- [Provided data]
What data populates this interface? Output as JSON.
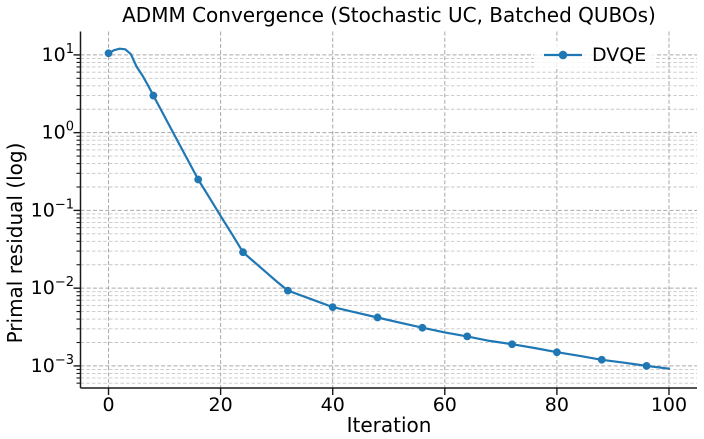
{
  "chart_data": {
    "type": "line",
    "title": "ADMM Convergence (Stochastic UC, Batched QUBOs)",
    "xlabel": "Iteration",
    "ylabel": "Primal residual (log)",
    "xscale": "linear",
    "yscale": "log",
    "xlim": [
      -5,
      105
    ],
    "ylim": [
      0.00052,
      20
    ],
    "xticks": [
      0,
      20,
      40,
      60,
      80,
      100
    ],
    "xtick_labels": [
      "0",
      "20",
      "40",
      "60",
      "80",
      "100"
    ],
    "ytick_values": [
      10,
      1,
      0.1,
      0.01,
      0.001
    ],
    "ytick_base": "10",
    "ytick_exponents": [
      "1",
      "0",
      "−1",
      "−2",
      "−3"
    ],
    "grid": {
      "major": true,
      "minor": true,
      "style": "dashed"
    },
    "legend": {
      "position": "upper right",
      "frame": false,
      "entries": [
        {
          "label": "DVQE",
          "color": "#1f77b4",
          "marker": "circle"
        }
      ]
    },
    "series": [
      {
        "name": "DVQE",
        "color": "#1f77b4",
        "markevery": 8,
        "marker_x": [
          0,
          8,
          16,
          24,
          32,
          40,
          48,
          56,
          64,
          72,
          80,
          88,
          96
        ],
        "marker_y": [
          10.5,
          3.0,
          0.25,
          0.029,
          0.0093,
          0.0057,
          0.0042,
          0.0031,
          0.0024,
          0.0019,
          0.0015,
          0.0012,
          0.001
        ],
        "line_x": [
          0,
          1,
          2,
          3,
          4,
          5,
          6,
          7,
          8,
          10,
          12,
          14,
          16,
          18,
          20,
          22,
          24,
          26,
          28,
          30,
          32,
          36,
          40,
          44,
          48,
          52,
          56,
          60,
          64,
          68,
          72,
          76,
          80,
          84,
          88,
          92,
          96,
          100
        ],
        "line_y": [
          10.5,
          11.5,
          12.0,
          11.8,
          10.2,
          7.1,
          5.5,
          4.1,
          3.0,
          1.61,
          0.865,
          0.465,
          0.25,
          0.146,
          0.085,
          0.05,
          0.029,
          0.0217,
          0.0163,
          0.0122,
          0.0093,
          0.0073,
          0.0057,
          0.0049,
          0.0042,
          0.0036,
          0.0031,
          0.0027,
          0.0024,
          0.0021,
          0.0019,
          0.0017,
          0.0015,
          0.00135,
          0.0012,
          0.0011,
          0.001,
          0.00092
        ]
      }
    ],
    "colors": {
      "line": "#1f77b4",
      "spine": "#1a1a1a",
      "grid_major": "#a9a9a9",
      "grid_minor": "#c6c6c6",
      "text": "#000000",
      "background": "#ffffff"
    }
  }
}
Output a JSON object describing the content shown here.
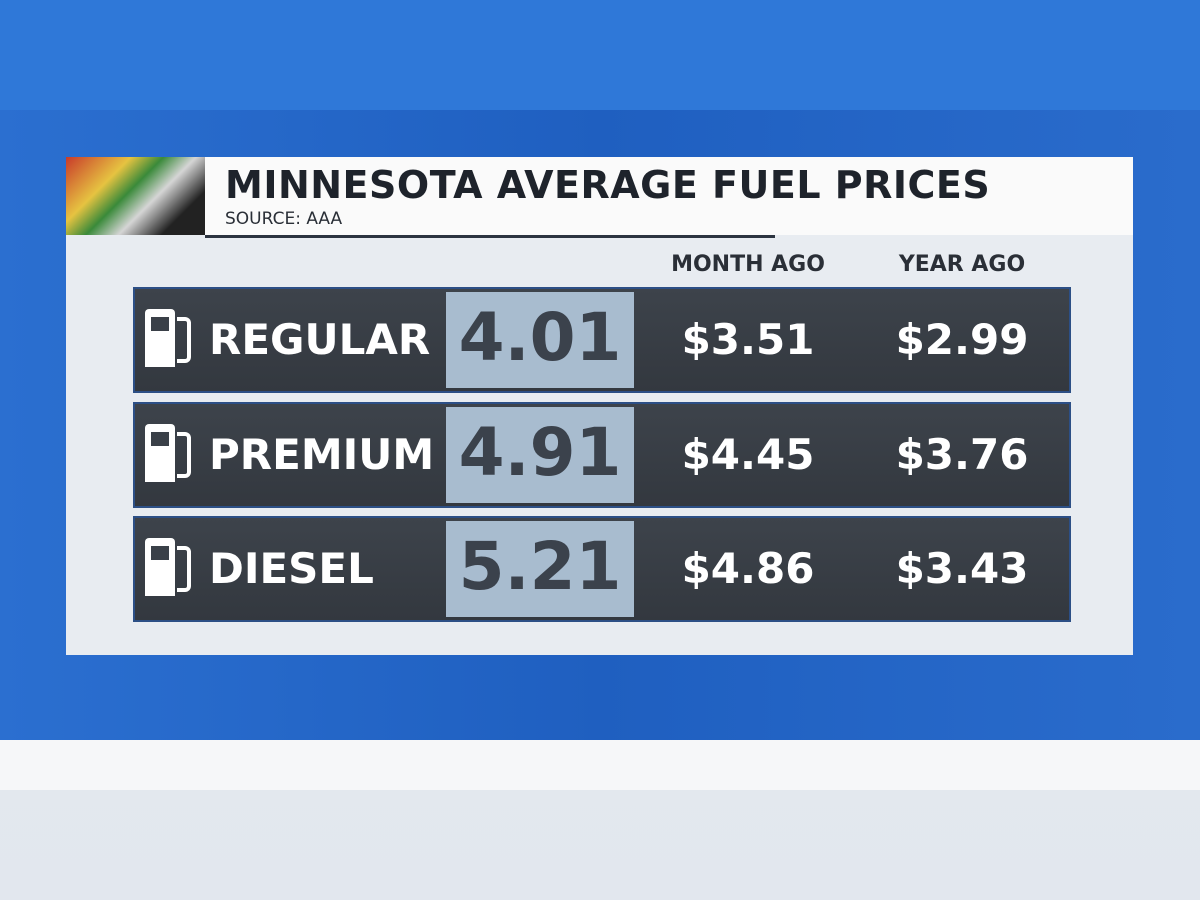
{
  "header": {
    "title": "MINNESOTA AVERAGE FUEL PRICES",
    "source": "SOURCE: AAA"
  },
  "table": {
    "columns": [
      "MONTH AGO",
      "YEAR AGO"
    ],
    "rows": [
      {
        "name": "REGULAR",
        "current": "4.01",
        "month_ago": "$3.51",
        "year_ago": "$2.99"
      },
      {
        "name": "PREMIUM",
        "current": "4.91",
        "month_ago": "$4.45",
        "year_ago": "$3.76"
      },
      {
        "name": "DIESEL",
        "current": "5.21",
        "month_ago": "$4.86",
        "year_ago": "$3.43"
      }
    ]
  }
}
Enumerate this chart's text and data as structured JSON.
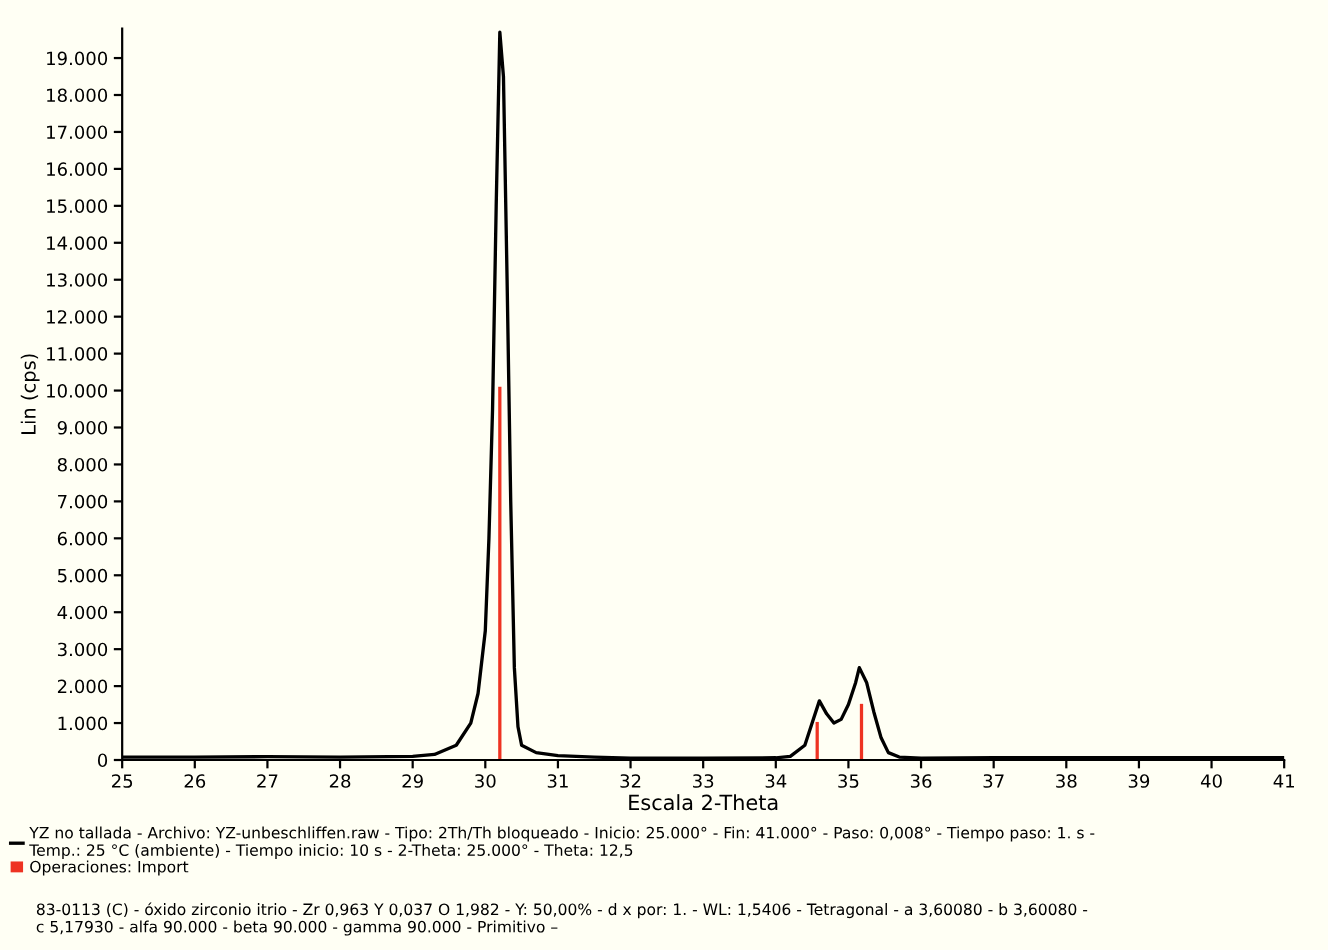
{
  "chart_data": {
    "type": "line",
    "xlabel": "Escala 2-Theta",
    "ylabel": "Lin (cps)",
    "xlim": [
      25,
      41
    ],
    "xticks": [
      25,
      26,
      27,
      28,
      29,
      30,
      31,
      32,
      33,
      34,
      35,
      36,
      37,
      38,
      39,
      40,
      41
    ],
    "ylim": [
      0,
      19800
    ],
    "yticks": [
      0,
      {
        "value": 1000,
        "label": "1.000"
      },
      {
        "value": 2000,
        "label": "2.000"
      },
      {
        "value": 3000,
        "label": "3.000"
      },
      {
        "value": 4000,
        "label": "4.000"
      },
      {
        "value": 5000,
        "label": "5.000"
      },
      {
        "value": 6000,
        "label": "6.000"
      },
      {
        "value": 7000,
        "label": "7.000"
      },
      {
        "value": 8000,
        "label": "8.000"
      },
      {
        "value": 9000,
        "label": "9.000"
      },
      {
        "value": 10000,
        "label": "10.000"
      },
      {
        "value": 11000,
        "label": "11.000"
      },
      {
        "value": 12000,
        "label": "12.000"
      },
      {
        "value": 13000,
        "label": "13.000"
      },
      {
        "value": 14000,
        "label": "14.000"
      },
      {
        "value": 15000,
        "label": "15.000"
      },
      {
        "value": 16000,
        "label": "16.000"
      },
      {
        "value": 17000,
        "label": "17.000"
      },
      {
        "value": 18000,
        "label": "18.000"
      },
      {
        "value": 19000,
        "label": "19.000"
      }
    ],
    "grid": false,
    "legend": "bottom",
    "series": [
      {
        "name": "YZ no tallada - Archivo: YZ-unbeschliffen.raw - Tipo: 2Th/Th bloqueado - Inicio: 25.000° - Fin: 41.000° - Paso: 0,008° - Tiempo paso: 1. s - Temp.: 25 °C (ambiente) - Tiempo inicio: 10 s - 2-Theta: 25.000° - Theta: 12,5",
        "color": "#000000",
        "x": [
          25,
          26,
          27,
          28,
          29,
          29.3,
          29.6,
          29.8,
          29.9,
          30.0,
          30.05,
          30.1,
          30.15,
          30.2,
          30.25,
          30.3,
          30.35,
          30.4,
          30.45,
          30.5,
          30.7,
          31,
          31.5,
          32,
          33,
          34,
          34.2,
          34.4,
          34.5,
          34.6,
          34.7,
          34.8,
          34.9,
          35.0,
          35.1,
          35.15,
          35.25,
          35.35,
          35.45,
          35.55,
          35.7,
          36,
          37,
          38,
          39,
          40,
          41
        ],
        "values": [
          80,
          80,
          90,
          80,
          100,
          150,
          400,
          1000,
          1800,
          3500,
          6000,
          9500,
          15000,
          19700,
          18500,
          13000,
          7000,
          2500,
          900,
          400,
          200,
          120,
          80,
          50,
          50,
          60,
          100,
          400,
          1000,
          1600,
          1250,
          1000,
          1100,
          1500,
          2100,
          2500,
          2100,
          1300,
          600,
          200,
          80,
          50,
          60,
          60,
          60,
          60,
          60
        ]
      },
      {
        "name": "Operaciones: Import",
        "type": "bar",
        "color": "#ee3322",
        "x": [
          30.2,
          34.57,
          35.18
        ],
        "values": [
          10100,
          1030,
          1520
        ]
      }
    ],
    "annotations": [
      "83-0113 (C) - óxido zirconio itrio - Zr 0,963 Y 0,037 O 1,982 - Y: 50,00% - d x por: 1. - WL: 1,5406 - Tetragonal - a 3,60080 - b 3,60080 - c 5,17930 - alfa 90.000 - beta 90.000 - gamma 90.000 - Primitivo –"
    ]
  }
}
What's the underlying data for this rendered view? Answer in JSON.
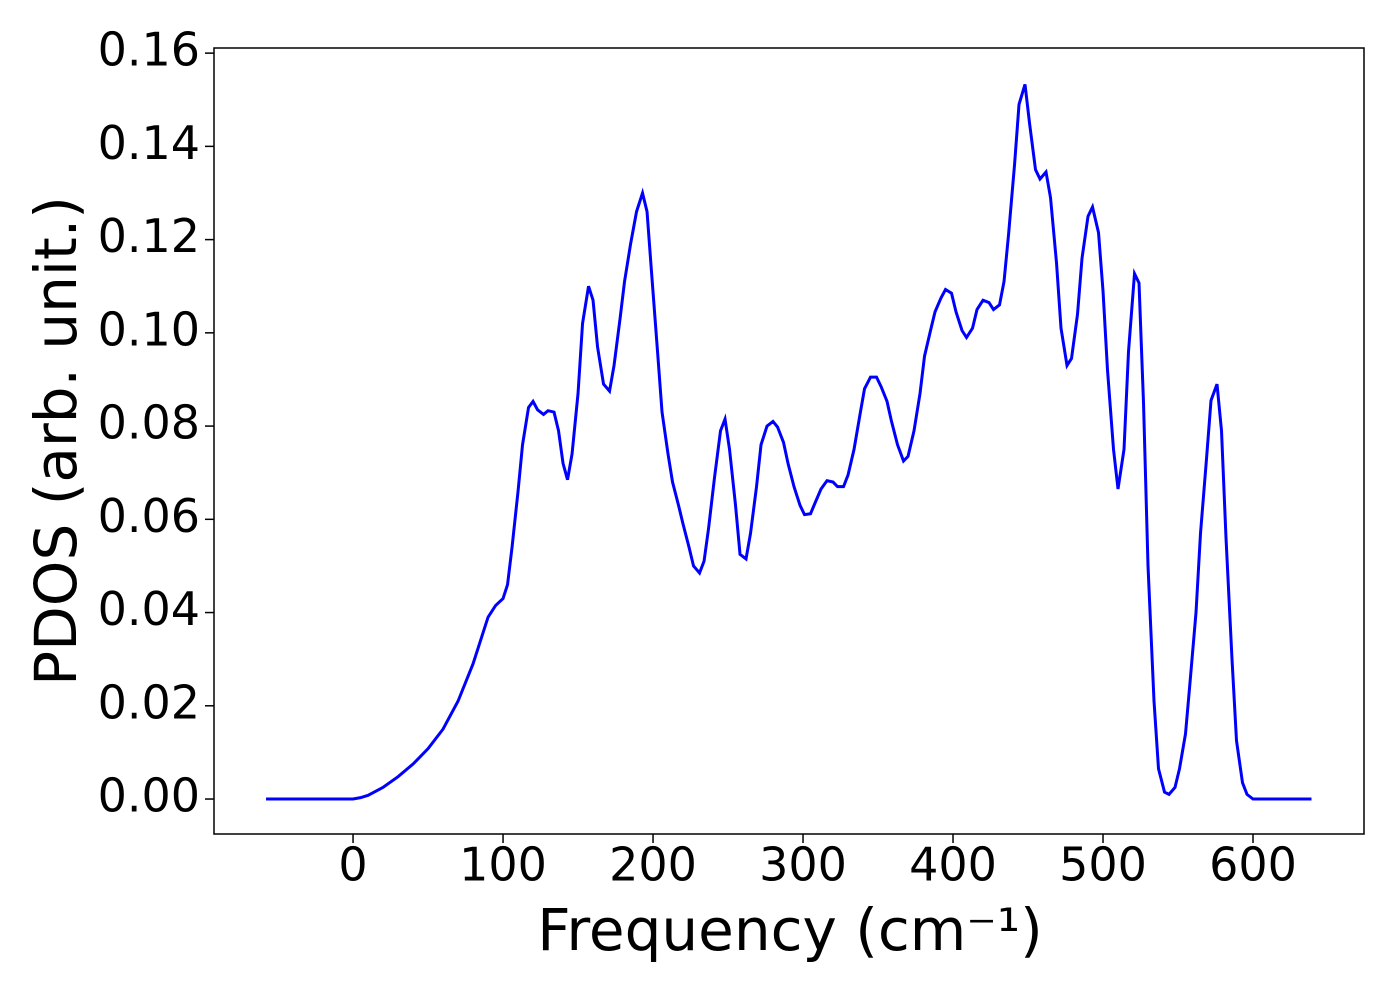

- [What to produce]
From the listing, extract all text exactly as given and drop any picture.

- [Output for this exercise]
What data populates this interface? Output as JSON.
{
  "chart_data": {
    "type": "line",
    "title": "ADMM Convergence (Stochastic UC, Batched QUBOs)",
    "xlabel": "Iteration",
    "ylabel": "Primal residual (log)",
    "xscale": "linear",
    "yscale": "log",
    "xlim": [
      -5,
      105
    ],
    "ylim": [
      0.00052,
      20
    ],
    "xticks": [
      0,
      20,
      40,
      60,
      80,
      100
    ],
    "xtick_labels": [
      "0",
      "20",
      "40",
      "60",
      "80",
      "100"
    ],
    "ytick_values": [
      10,
      1,
      0.1,
      0.01,
      0.001
    ],
    "ytick_base": "10",
    "ytick_exponents": [
      "1",
      "0",
      "−1",
      "−2",
      "−3"
    ],
    "grid": {
      "major": true,
      "minor": true,
      "style": "dashed"
    },
    "legend": {
      "position": "upper right",
      "frame": false,
      "entries": [
        {
          "label": "DVQE",
          "color": "#1f77b4",
          "marker": "circle"
        }
      ]
    },
    "series": [
      {
        "name": "DVQE",
        "color": "#1f77b4",
        "markevery": 8,
        "marker_x": [
          0,
          8,
          16,
          24,
          32,
          40,
          48,
          56,
          64,
          72,
          80,
          88,
          96
        ],
        "marker_y": [
          10.5,
          3.0,
          0.25,
          0.029,
          0.0093,
          0.0057,
          0.0042,
          0.0031,
          0.0024,
          0.0019,
          0.0015,
          0.0012,
          0.001
        ],
        "line_x": [
          0,
          1,
          2,
          3,
          4,
          5,
          6,
          7,
          8,
          10,
          12,
          14,
          16,
          18,
          20,
          22,
          24,
          26,
          28,
          30,
          32,
          36,
          40,
          44,
          48,
          52,
          56,
          60,
          64,
          68,
          72,
          76,
          80,
          84,
          88,
          92,
          96,
          100
        ],
        "line_y": [
          10.5,
          11.5,
          12.0,
          11.8,
          10.2,
          7.1,
          5.5,
          4.1,
          3.0,
          1.61,
          0.865,
          0.465,
          0.25,
          0.146,
          0.085,
          0.05,
          0.029,
          0.0217,
          0.0163,
          0.0122,
          0.0093,
          0.0073,
          0.0057,
          0.0049,
          0.0042,
          0.0036,
          0.0031,
          0.0027,
          0.0024,
          0.0021,
          0.0019,
          0.0017,
          0.0015,
          0.00135,
          0.0012,
          0.0011,
          0.001,
          0.00092
        ]
      }
    ],
    "colors": {
      "line": "#1f77b4",
      "spine": "#1a1a1a",
      "grid_major": "#a9a9a9",
      "grid_minor": "#c6c6c6",
      "text": "#000000",
      "background": "#ffffff"
    }
  }
}
Output a JSON object describing the content shown here.
{
  "header": {
    "title": "MINNESOTA AVERAGE FUEL PRICES",
    "source": "SOURCE: AAA"
  },
  "table": {
    "columns": [
      "MONTH AGO",
      "YEAR AGO"
    ],
    "rows": [
      {
        "name": "REGULAR",
        "current": "4.01",
        "month_ago": "$3.51",
        "year_ago": "$2.99"
      },
      {
        "name": "PREMIUM",
        "current": "4.91",
        "month_ago": "$4.45",
        "year_ago": "$3.76"
      },
      {
        "name": "DIESEL",
        "current": "5.21",
        "month_ago": "$4.86",
        "year_ago": "$3.43"
      }
    ]
  }
}
Enumerate this chart's text and data as structured JSON.
{
  "chart_data": {
    "type": "line",
    "xlabel": "Escala 2-Theta",
    "ylabel": "Lin (cps)",
    "xlim": [
      25,
      41
    ],
    "xticks": [
      25,
      26,
      27,
      28,
      29,
      30,
      31,
      32,
      33,
      34,
      35,
      36,
      37,
      38,
      39,
      40,
      41
    ],
    "ylim": [
      0,
      19800
    ],
    "yticks": [
      0,
      {
        "value": 1000,
        "label": "1.000"
      },
      {
        "value": 2000,
        "label": "2.000"
      },
      {
        "value": 3000,
        "label": "3.000"
      },
      {
        "value": 4000,
        "label": "4.000"
      },
      {
        "value": 5000,
        "label": "5.000"
      },
      {
        "value": 6000,
        "label": "6.000"
      },
      {
        "value": 7000,
        "label": "7.000"
      },
      {
        "value": 8000,
        "label": "8.000"
      },
      {
        "value": 9000,
        "label": "9.000"
      },
      {
        "value": 10000,
        "label": "10.000"
      },
      {
        "value": 11000,
        "label": "11.000"
      },
      {
        "value": 12000,
        "label": "12.000"
      },
      {
        "value": 13000,
        "label": "13.000"
      },
      {
        "value": 14000,
        "label": "14.000"
      },
      {
        "value": 15000,
        "label": "15.000"
      },
      {
        "value": 16000,
        "label": "16.000"
      },
      {
        "value": 17000,
        "label": "17.000"
      },
      {
        "value": 18000,
        "label": "18.000"
      },
      {
        "value": 19000,
        "label": "19.000"
      }
    ],
    "grid": false,
    "legend": "bottom",
    "series": [
      {
        "name": "YZ no tallada - Archivo: YZ-unbeschliffen.raw - Tipo: 2Th/Th bloqueado - Inicio: 25.000° - Fin: 41.000° - Paso: 0,008° - Tiempo paso: 1. s - Temp.: 25 °C (ambiente) - Tiempo inicio: 10 s - 2-Theta: 25.000° - Theta: 12,5",
        "color": "#000000",
        "x": [
          25,
          26,
          27,
          28,
          29,
          29.3,
          29.6,
          29.8,
          29.9,
          30.0,
          30.05,
          30.1,
          30.15,
          30.2,
          30.25,
          30.3,
          30.35,
          30.4,
          30.45,
          30.5,
          30.7,
          31,
          31.5,
          32,
          33,
          34,
          34.2,
          34.4,
          34.5,
          34.6,
          34.7,
          34.8,
          34.9,
          35.0,
          35.1,
          35.15,
          35.25,
          35.35,
          35.45,
          35.55,
          35.7,
          36,
          37,
          38,
          39,
          40,
          41
        ],
        "values": [
          80,
          80,
          90,
          80,
          100,
          150,
          400,
          1000,
          1800,
          3500,
          6000,
          9500,
          15000,
          19700,
          18500,
          13000,
          7000,
          2500,
          900,
          400,
          200,
          120,
          80,
          50,
          50,
          60,
          100,
          400,
          1000,
          1600,
          1250,
          1000,
          1100,
          1500,
          2100,
          2500,
          2100,
          1300,
          600,
          200,
          80,
          50,
          60,
          60,
          60,
          60,
          60
        ]
      },
      {
        "name": "Operaciones: Import",
        "type": "bar",
        "color": "#ee3322",
        "x": [
          30.2,
          34.57,
          35.18
        ],
        "values": [
          10100,
          1030,
          1520
        ]
      }
    ],
    "annotations": [
      "83-0113 (C) - óxido zirconio itrio - Zr 0,963 Y 0,037 O 1,982 - Y: 50,00% - d x por: 1. - WL: 1,5406 - Tetragonal - a 3,60080 - b 3,60080 - c 5,17930 - alfa 90.000 - beta 90.000 - gamma 90.000 - Primitivo –"
    ]
  }
}
What's the underlying data for this rendered view? Answer in JSON.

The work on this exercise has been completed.